### Record list

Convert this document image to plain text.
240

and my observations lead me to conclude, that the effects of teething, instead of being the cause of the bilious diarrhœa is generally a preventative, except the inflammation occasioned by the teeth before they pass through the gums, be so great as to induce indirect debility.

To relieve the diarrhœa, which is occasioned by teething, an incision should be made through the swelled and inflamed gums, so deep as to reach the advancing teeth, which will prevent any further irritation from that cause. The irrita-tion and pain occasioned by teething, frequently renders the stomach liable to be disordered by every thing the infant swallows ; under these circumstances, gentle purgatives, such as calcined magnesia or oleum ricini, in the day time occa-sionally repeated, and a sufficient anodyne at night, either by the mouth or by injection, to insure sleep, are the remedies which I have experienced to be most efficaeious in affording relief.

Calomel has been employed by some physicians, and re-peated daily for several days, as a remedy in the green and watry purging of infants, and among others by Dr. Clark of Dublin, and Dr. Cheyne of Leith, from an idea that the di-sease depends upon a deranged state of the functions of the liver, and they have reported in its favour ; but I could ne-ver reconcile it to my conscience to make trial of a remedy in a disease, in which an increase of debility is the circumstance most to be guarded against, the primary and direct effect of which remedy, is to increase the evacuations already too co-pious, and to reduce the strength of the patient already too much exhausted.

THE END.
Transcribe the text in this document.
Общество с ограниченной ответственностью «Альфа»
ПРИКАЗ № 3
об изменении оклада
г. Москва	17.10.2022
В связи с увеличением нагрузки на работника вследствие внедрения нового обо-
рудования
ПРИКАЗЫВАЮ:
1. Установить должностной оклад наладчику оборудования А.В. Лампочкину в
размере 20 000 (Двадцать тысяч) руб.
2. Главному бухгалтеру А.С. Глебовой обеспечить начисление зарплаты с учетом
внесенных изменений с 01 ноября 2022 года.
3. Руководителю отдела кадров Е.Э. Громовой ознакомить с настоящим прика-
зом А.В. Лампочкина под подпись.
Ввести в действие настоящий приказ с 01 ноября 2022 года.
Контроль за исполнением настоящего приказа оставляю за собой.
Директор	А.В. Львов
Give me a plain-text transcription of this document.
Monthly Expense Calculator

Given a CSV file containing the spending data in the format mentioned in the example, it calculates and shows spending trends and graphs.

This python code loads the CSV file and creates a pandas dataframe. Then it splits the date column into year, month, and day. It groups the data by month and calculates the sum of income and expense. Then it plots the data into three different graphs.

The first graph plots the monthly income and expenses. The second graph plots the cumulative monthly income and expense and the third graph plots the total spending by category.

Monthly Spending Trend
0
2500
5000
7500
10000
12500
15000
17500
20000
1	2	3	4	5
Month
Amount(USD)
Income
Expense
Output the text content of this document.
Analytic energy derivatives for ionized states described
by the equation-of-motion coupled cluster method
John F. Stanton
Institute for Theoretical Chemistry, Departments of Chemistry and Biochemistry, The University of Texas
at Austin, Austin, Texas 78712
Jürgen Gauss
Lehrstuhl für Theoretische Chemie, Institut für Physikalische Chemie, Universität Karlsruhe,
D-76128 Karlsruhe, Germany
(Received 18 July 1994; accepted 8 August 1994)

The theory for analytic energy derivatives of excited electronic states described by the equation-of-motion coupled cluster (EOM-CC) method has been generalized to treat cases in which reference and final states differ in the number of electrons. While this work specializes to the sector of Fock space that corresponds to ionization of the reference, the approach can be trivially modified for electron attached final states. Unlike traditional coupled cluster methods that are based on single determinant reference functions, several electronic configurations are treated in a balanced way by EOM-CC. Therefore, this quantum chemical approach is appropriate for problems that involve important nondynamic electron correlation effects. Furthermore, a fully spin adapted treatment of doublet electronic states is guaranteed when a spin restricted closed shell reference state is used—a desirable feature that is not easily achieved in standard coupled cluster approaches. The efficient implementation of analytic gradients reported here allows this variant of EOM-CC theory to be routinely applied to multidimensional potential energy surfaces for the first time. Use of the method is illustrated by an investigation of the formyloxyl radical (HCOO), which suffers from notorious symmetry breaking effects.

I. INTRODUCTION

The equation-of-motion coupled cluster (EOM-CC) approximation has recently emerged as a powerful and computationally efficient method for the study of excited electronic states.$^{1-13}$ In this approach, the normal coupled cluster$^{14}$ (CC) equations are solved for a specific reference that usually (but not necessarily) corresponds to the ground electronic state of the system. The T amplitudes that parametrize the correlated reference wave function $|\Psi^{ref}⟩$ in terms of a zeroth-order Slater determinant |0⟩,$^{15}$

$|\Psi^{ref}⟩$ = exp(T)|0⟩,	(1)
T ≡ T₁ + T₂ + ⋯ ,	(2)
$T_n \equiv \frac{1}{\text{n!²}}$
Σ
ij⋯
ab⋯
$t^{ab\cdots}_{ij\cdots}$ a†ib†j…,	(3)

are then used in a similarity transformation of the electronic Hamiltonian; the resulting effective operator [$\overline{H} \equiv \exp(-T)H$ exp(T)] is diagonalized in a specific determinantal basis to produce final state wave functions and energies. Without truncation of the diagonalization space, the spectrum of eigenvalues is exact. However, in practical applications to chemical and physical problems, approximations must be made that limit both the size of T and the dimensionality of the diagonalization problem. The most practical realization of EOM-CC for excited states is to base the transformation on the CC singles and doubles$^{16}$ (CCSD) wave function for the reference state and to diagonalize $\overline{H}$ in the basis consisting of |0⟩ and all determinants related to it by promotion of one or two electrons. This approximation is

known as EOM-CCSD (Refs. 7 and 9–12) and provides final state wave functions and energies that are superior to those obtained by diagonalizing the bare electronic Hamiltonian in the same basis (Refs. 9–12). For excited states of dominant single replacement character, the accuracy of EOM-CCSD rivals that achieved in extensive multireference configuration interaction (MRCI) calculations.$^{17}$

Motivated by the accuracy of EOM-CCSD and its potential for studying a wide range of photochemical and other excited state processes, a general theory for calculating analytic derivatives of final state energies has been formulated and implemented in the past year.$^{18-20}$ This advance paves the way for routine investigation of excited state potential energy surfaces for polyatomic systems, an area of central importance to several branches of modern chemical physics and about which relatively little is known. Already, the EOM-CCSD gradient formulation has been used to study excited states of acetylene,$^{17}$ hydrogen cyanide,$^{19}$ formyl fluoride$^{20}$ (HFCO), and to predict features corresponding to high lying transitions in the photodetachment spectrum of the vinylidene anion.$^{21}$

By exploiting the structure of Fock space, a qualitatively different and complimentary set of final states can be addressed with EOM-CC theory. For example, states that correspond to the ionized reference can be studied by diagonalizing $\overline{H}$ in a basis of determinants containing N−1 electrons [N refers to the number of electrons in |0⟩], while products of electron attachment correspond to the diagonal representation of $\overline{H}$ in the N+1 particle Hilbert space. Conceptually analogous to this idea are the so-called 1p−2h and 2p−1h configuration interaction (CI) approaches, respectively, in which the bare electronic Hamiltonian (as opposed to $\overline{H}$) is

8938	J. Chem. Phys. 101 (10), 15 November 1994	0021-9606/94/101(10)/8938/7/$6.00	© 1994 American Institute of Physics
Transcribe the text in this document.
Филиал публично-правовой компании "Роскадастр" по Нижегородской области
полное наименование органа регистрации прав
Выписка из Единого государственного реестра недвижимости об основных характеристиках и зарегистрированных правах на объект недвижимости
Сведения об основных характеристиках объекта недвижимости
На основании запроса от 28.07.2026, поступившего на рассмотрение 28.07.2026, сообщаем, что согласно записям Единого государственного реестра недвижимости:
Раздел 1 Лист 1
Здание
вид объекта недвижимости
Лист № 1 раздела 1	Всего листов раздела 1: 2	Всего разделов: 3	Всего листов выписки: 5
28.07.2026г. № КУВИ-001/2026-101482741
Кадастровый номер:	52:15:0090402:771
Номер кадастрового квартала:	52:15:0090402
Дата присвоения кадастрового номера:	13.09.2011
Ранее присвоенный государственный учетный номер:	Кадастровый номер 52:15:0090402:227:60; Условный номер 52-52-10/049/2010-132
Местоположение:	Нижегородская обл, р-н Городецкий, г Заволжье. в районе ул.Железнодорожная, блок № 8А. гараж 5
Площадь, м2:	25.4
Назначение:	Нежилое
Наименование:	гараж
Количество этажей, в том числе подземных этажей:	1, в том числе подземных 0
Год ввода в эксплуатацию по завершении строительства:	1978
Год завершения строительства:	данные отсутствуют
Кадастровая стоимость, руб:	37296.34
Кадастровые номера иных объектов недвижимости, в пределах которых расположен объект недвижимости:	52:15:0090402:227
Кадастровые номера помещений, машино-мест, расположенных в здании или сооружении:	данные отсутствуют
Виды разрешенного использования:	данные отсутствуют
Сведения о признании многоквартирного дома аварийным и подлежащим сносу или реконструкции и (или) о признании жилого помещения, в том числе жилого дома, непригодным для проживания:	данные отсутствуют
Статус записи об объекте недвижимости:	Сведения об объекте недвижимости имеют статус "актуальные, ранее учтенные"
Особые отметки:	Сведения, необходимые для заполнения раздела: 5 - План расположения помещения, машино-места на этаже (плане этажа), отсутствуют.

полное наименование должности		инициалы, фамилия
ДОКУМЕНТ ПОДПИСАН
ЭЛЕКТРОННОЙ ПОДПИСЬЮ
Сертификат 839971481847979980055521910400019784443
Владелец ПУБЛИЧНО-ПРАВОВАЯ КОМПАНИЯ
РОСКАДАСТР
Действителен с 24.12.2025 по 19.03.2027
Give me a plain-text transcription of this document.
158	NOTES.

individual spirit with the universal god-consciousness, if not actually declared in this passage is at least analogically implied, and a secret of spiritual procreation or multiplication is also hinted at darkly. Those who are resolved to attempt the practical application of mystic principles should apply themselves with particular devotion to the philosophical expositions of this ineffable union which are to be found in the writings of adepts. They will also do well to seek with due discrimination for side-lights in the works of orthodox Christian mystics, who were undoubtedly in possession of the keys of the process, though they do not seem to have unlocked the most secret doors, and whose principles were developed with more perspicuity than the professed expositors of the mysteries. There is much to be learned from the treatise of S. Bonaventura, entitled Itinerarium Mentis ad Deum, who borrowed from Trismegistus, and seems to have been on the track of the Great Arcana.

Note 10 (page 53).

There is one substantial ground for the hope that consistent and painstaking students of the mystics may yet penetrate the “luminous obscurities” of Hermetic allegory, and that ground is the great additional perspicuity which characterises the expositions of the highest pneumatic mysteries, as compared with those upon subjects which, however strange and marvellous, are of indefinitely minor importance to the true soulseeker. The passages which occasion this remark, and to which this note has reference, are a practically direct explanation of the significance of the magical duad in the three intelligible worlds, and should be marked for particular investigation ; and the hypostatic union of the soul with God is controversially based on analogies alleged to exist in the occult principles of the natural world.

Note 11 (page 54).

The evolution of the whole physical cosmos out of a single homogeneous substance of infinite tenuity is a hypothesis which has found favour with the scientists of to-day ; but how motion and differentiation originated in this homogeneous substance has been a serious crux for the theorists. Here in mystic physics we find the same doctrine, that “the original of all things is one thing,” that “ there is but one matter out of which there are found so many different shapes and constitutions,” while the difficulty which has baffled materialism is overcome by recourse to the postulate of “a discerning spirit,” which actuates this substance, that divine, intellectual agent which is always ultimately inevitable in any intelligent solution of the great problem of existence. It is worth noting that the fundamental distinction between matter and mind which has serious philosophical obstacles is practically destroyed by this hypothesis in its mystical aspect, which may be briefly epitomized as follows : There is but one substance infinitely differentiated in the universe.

### Written problem
Of all the lines above, how many contain "Karlsruhe"? Give the number and nothing more.

### Right answer
2